(Dataset records on visual material)
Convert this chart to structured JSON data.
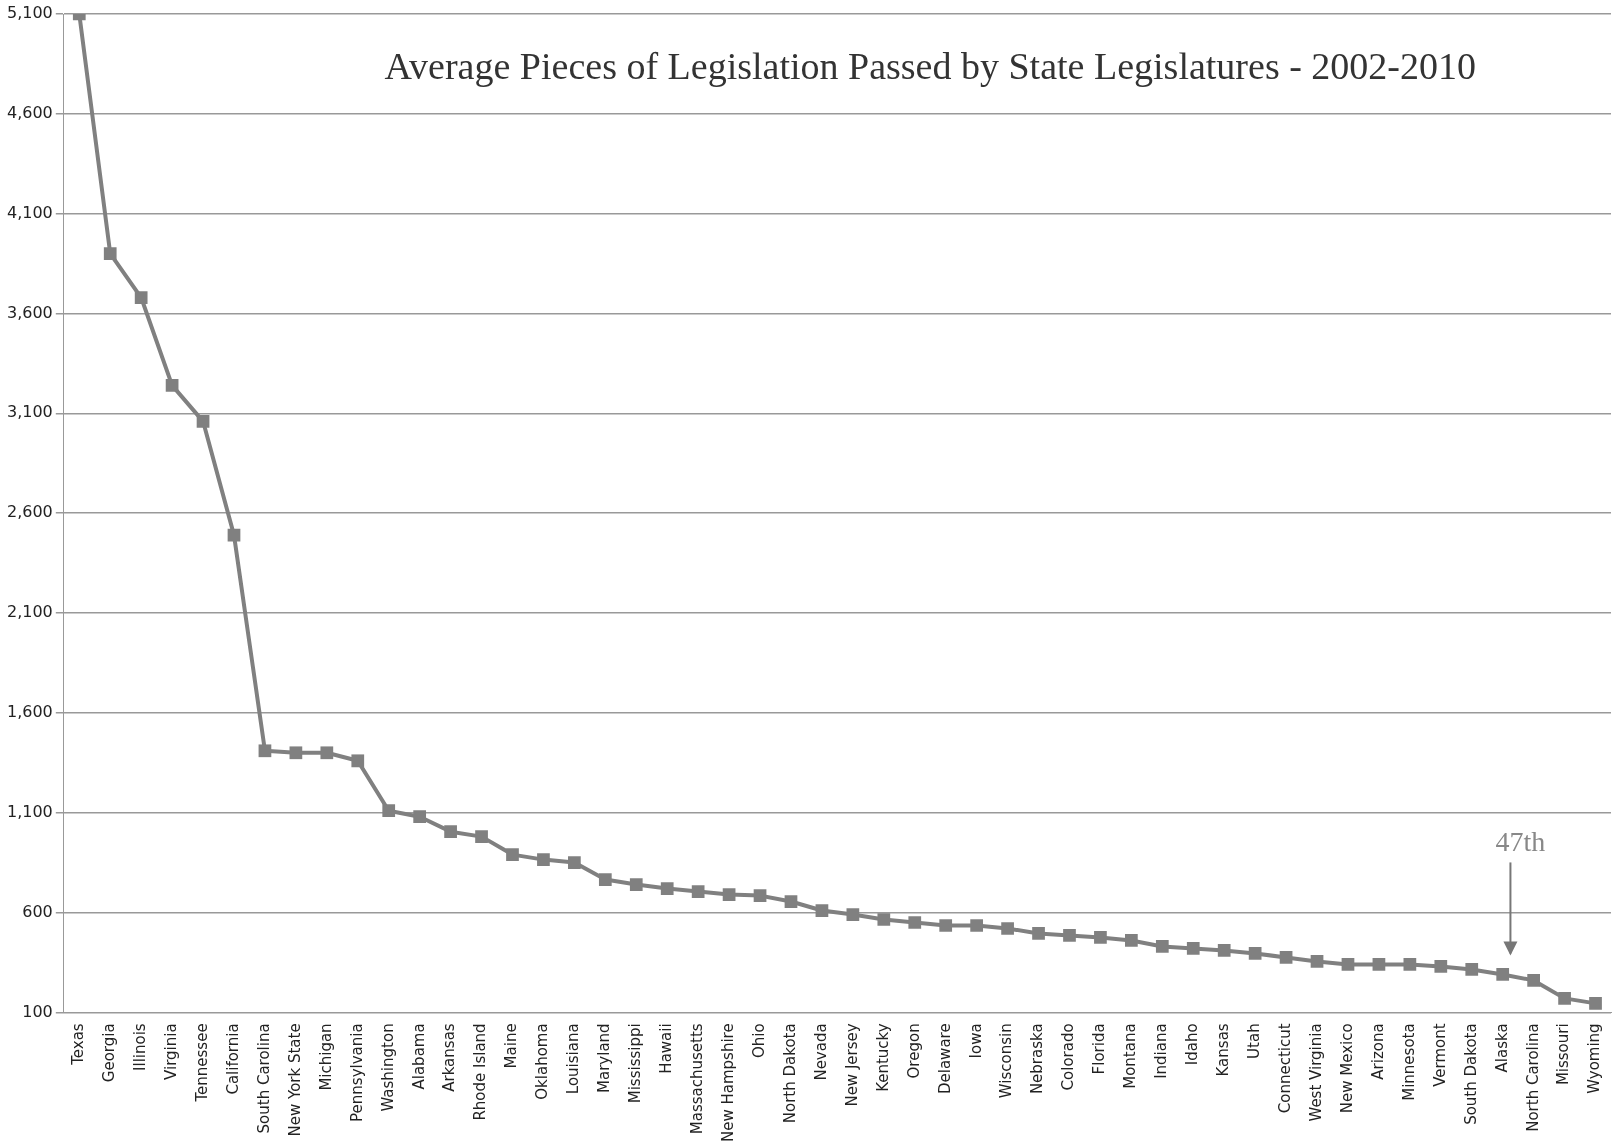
{
  "chart_data": {
    "type": "line",
    "title": "Average Pieces of Legislation Passed by State Legislatures - 2002-2010",
    "categories": [
      "Texas",
      "Georgia",
      "Illinois",
      "Virginia",
      "Tennessee",
      "California",
      "South Carolina",
      "New York State",
      "Michigan",
      "Pennsylvania",
      "Washington",
      "Alabama",
      "Arkansas",
      "Rhode Island",
      "Maine",
      "Oklahoma",
      "Louisiana",
      "Maryland",
      "Mississippi",
      "Hawaii",
      "Massachusetts",
      "New Hampshire",
      "Ohio",
      "North Dakota",
      "Nevada",
      "New Jersey",
      "Kentucky",
      "Oregon",
      "Delaware",
      "Iowa",
      "Wisconsin",
      "Nebraska",
      "Colorado",
      "Florida",
      "Montana",
      "Indiana",
      "Idaho",
      "Kansas",
      "Utah",
      "Connecticut",
      "West Virginia",
      "New Mexico",
      "Arizona",
      "Minnesota",
      "Vermont",
      "South Dakota",
      "Alaska",
      "North Carolina",
      "Missouri",
      "Wyoming"
    ],
    "series": [
      {
        "color": "#808080",
        "values": [
          5100,
          3900,
          3680,
          3240,
          3060,
          2490,
          1410,
          1400,
          1400,
          1360,
          1110,
          1080,
          1005,
          980,
          890,
          865,
          850,
          765,
          740,
          720,
          705,
          690,
          685,
          655,
          610,
          590,
          565,
          550,
          535,
          535,
          520,
          495,
          485,
          475,
          460,
          430,
          420,
          410,
          395,
          375,
          355,
          340,
          340,
          340,
          330,
          315,
          290,
          260,
          170,
          145
        ]
      }
    ],
    "ylim": [
      100,
      5100
    ],
    "yticks": [
      100,
      600,
      {
        "value": 1100,
        "label": "1,100"
      },
      {
        "value": 1600,
        "label": "1,600"
      },
      {
        "value": 2100,
        "label": "2,100"
      },
      {
        "value": 2600,
        "label": "2,600"
      },
      {
        "value": 3100,
        "label": "3,100"
      },
      {
        "value": 3600,
        "label": "3,600"
      },
      {
        "value": 4100,
        "label": "4,100"
      },
      {
        "value": 4600,
        "label": "4,600"
      },
      {
        "value": 5100,
        "label": "5,100"
      }
    ],
    "grid": "y",
    "legend": false,
    "marker": "square",
    "line_style": "solid",
    "annotations": [
      "47th"
    ]
  }
}
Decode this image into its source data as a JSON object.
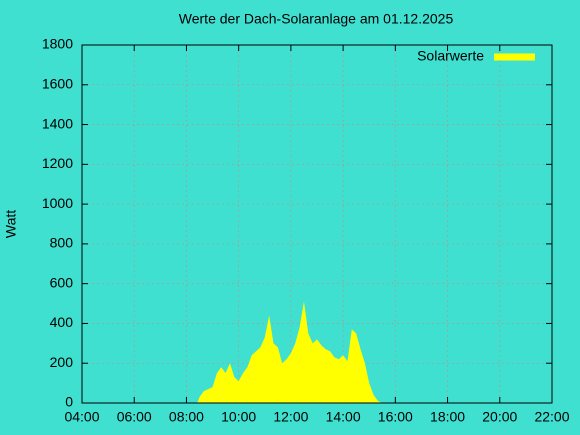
{
  "chart_data": {
    "type": "area",
    "title": "Werte der Dach-Solaranlage am 01.12.2025",
    "y_label": "Watt",
    "x": [
      "08:25",
      "08:30",
      "08:40",
      "09:00",
      "09:10",
      "09:20",
      "09:30",
      "09:40",
      "09:50",
      "10:00",
      "10:10",
      "10:20",
      "10:30",
      "10:40",
      "10:50",
      "11:00",
      "11:10",
      "11:20",
      "11:30",
      "11:40",
      "11:50",
      "12:00",
      "12:10",
      "12:20",
      "12:30",
      "12:40",
      "12:50",
      "13:00",
      "13:10",
      "13:20",
      "13:30",
      "13:40",
      "13:50",
      "14:00",
      "14:10",
      "14:20",
      "14:30",
      "14:40",
      "14:50",
      "15:00",
      "15:10",
      "15:20",
      "15:30"
    ],
    "series": [
      {
        "name": "Solarwerte",
        "color": "#ffff00",
        "values": [
          0,
          30,
          60,
          80,
          150,
          180,
          150,
          200,
          130,
          110,
          150,
          180,
          240,
          260,
          280,
          330,
          440,
          300,
          280,
          200,
          220,
          250,
          300,
          380,
          510,
          350,
          300,
          320,
          290,
          270,
          260,
          230,
          220,
          240,
          210,
          370,
          350,
          270,
          200,
          100,
          40,
          10,
          0
        ]
      }
    ],
    "xlim": [
      "04:00",
      "22:00"
    ],
    "xticks": [
      "04:00",
      "06:00",
      "08:00",
      "10:00",
      "12:00",
      "14:00",
      "16:00",
      "18:00",
      "20:00",
      "22:00"
    ],
    "ylim": [
      0,
      1800
    ],
    "yticks": [
      0,
      200,
      400,
      600,
      800,
      1000,
      1200,
      1400,
      1600,
      1800
    ],
    "grid": true,
    "legend": "top-right"
  }
}
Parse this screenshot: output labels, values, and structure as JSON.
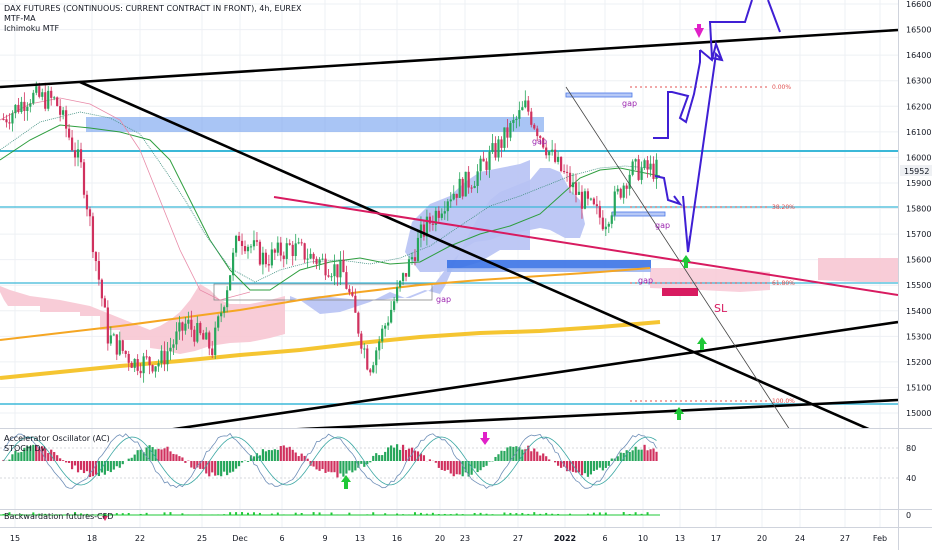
{
  "title": "DAX FUTURES (CONTINUOUS: CURRENT CONTRACT IN FRONT), 4h, EUREX",
  "indicators": [
    "MTF-MA",
    "Ichimoku MTF"
  ],
  "sub_panels": {
    "ac_label": "Accelerator Oscillator (AC)",
    "stoch_label": "STOCH Dv",
    "backwardation_label": "Backwardation futures-CFD",
    "osc_ticks": [
      "80",
      "40"
    ],
    "bw_tick": "0"
  },
  "last_price_tag": "15952",
  "colors": {
    "up_candle": "#26a65b",
    "down_candle": "#d0315e",
    "trendline": "#000000",
    "cyan": "#3bb8d8",
    "blue_zone": "#4a78e8",
    "pink_line": "#e0306a",
    "orange_ma": "#f5a623",
    "gold_ma": "#f5c531",
    "projection": "#4b2ad6",
    "fib": "#e05050",
    "cloud_pink": "#f8c8d4",
    "cloud_blue": "#b9c4f5"
  },
  "annotations": {
    "gap_labels": [
      "gap",
      "gap",
      "gap",
      "gap",
      "gap"
    ],
    "fib_labels": [
      "0.00%",
      "38.20%",
      "61.80%",
      "100.0%"
    ],
    "sl_label": "SL"
  },
  "chart_data": {
    "type": "candlestick",
    "title": "DAX FUTURES (CONTINUOUS: CURRENT CONTRACT IN FRONT), 4h, EUREX",
    "price_axis": {
      "ylim": [
        14900,
        16650
      ],
      "ticks": [
        15000,
        15100,
        15200,
        15300,
        15400,
        15500,
        15600,
        15700,
        15800,
        15900,
        16000,
        16100,
        16200,
        16300,
        16400,
        16500,
        16600
      ]
    },
    "date_axis": {
      "ticks": [
        "15",
        "18",
        "22",
        "25",
        "Dec",
        "6",
        "9",
        "13",
        "16",
        "20",
        "23",
        "27",
        "2022",
        "6",
        "10",
        "13",
        "17",
        "20",
        "24",
        "27",
        "Feb"
      ]
    },
    "close_path": [
      {
        "date": "Nov 15",
        "close": 16150
      },
      {
        "date": "Nov 18",
        "close": 16240
      },
      {
        "date": "Nov 22",
        "close": 16220
      },
      {
        "date": "Nov 24",
        "close": 15950
      },
      {
        "date": "Nov 26",
        "close": 15300
      },
      {
        "date": "Nov 29",
        "close": 15200
      },
      {
        "date": "Dec 1",
        "close": 15200
      },
      {
        "date": "Dec 3",
        "close": 15350
      },
      {
        "date": "Dec 6",
        "close": 15250
      },
      {
        "date": "Dec 8",
        "close": 15700
      },
      {
        "date": "Dec 10",
        "close": 15600
      },
      {
        "date": "Dec 13",
        "close": 15650
      },
      {
        "date": "Dec 15",
        "close": 15600
      },
      {
        "date": "Dec 17",
        "close": 15550
      },
      {
        "date": "Dec 20",
        "close": 15180
      },
      {
        "date": "Dec 22",
        "close": 15450
      },
      {
        "date": "Dec 24",
        "close": 15700
      },
      {
        "date": "Dec 27",
        "close": 15850
      },
      {
        "date": "Dec 30",
        "close": 15920
      },
      {
        "date": "Jan 3",
        "close": 16050
      },
      {
        "date": "Jan 5",
        "close": 16200
      },
      {
        "date": "Jan 7",
        "close": 16000
      },
      {
        "date": "Jan 10",
        "close": 15850
      },
      {
        "date": "Jan 11",
        "close": 15750
      },
      {
        "date": "Jan 12",
        "close": 15950
      },
      {
        "date": "Jan 14",
        "close": 15952
      }
    ],
    "horizontal_levels": [
      16040,
      15810,
      15525,
      15030
    ],
    "fibonacci": [
      {
        "label": "0.00%",
        "price": 16250
      },
      {
        "label": "38.20%",
        "price": 15810
      },
      {
        "label": "61.80%",
        "price": 15525
      },
      {
        "label": "100.0%",
        "price": 15050
      }
    ],
    "price_tag": 15952
  }
}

> _Given task_:
Return only the number of lines in the data that contain "State".

> _Correct output_:
2